In the part of the rows that opens with the line containing "identify all the" and closes with the line containing "x-tick-label: 2009 <box>528 457 556 470</box>", both lines included, swap "bar-value-label" for "bar-label" everywhere. Write out only that part, with nothing else changed.

◆ **RECORDS FOR THIS TASK**
▼
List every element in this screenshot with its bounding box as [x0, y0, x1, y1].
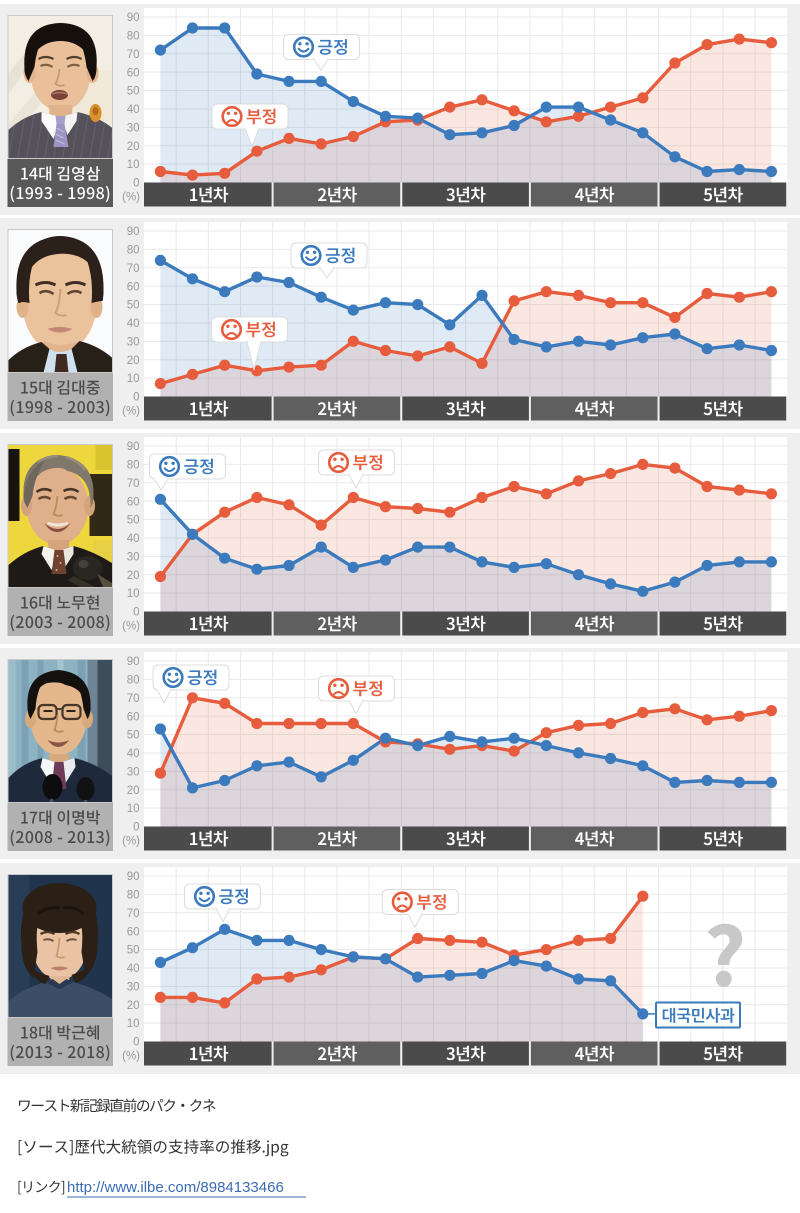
▲
▼
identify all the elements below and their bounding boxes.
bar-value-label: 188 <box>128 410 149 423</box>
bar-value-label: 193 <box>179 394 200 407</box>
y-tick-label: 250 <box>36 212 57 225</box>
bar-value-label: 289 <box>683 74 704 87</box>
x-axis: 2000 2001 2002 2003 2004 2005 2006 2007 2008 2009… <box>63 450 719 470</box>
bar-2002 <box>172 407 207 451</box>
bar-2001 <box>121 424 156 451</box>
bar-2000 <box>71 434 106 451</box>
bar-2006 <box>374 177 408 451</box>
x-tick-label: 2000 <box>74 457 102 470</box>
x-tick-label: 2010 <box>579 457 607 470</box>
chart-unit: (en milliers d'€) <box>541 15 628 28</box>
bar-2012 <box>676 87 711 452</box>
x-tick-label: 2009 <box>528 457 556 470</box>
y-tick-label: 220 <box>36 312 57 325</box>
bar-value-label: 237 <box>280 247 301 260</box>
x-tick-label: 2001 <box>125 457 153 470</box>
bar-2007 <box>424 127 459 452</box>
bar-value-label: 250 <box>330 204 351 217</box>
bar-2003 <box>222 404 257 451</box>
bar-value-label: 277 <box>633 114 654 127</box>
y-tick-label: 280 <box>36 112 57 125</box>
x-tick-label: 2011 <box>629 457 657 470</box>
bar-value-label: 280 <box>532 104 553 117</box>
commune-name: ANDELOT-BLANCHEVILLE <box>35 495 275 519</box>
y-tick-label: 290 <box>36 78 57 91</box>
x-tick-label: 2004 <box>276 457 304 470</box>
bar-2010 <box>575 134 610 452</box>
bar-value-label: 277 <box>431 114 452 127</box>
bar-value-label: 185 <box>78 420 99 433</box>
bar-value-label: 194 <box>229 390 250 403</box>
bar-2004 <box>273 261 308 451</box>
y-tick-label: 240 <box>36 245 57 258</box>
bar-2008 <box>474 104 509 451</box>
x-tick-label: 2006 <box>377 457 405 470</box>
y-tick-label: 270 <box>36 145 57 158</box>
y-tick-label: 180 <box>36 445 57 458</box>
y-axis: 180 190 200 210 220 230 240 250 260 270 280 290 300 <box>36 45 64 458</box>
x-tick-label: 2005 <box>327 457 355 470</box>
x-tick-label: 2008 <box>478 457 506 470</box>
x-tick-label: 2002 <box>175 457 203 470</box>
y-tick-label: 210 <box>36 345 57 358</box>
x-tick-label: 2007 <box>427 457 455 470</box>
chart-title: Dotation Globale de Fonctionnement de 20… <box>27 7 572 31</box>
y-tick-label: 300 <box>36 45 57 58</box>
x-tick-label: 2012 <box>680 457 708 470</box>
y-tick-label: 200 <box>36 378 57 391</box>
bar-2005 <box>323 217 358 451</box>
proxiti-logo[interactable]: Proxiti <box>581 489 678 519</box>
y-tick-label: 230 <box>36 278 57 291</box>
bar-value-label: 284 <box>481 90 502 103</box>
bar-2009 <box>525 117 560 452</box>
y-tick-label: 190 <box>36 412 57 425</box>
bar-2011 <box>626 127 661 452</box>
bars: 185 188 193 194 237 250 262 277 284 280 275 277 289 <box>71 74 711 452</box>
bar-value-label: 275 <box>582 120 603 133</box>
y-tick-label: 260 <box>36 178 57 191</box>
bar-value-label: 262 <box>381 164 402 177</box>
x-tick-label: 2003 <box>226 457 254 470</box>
▲
◆ **ANSWER TO THIS EXERCISE**
identify all the elements below and their bounding boxes.
bar-label: 188 <box>128 410 149 423</box>
bar-label: 193 <box>179 394 200 407</box>
y-tick-label: 250 <box>36 212 57 225</box>
bar-label: 289 <box>683 74 704 87</box>
x-axis: 2000 2001 2002 2003 2004 2005 2006 2007 2008 2009… <box>63 450 719 470</box>
bar-2002 <box>172 407 207 451</box>
bar-2001 <box>121 424 156 451</box>
bar-2000 <box>71 434 106 451</box>
bar-2006 <box>374 177 408 451</box>
x-tick-label: 2000 <box>74 457 102 470</box>
x-tick-label: 2010 <box>579 457 607 470</box>
chart-unit: (en milliers d'€) <box>541 15 628 28</box>
bar-2012 <box>676 87 711 452</box>
x-tick-label: 2009 <box>528 457 556 470</box>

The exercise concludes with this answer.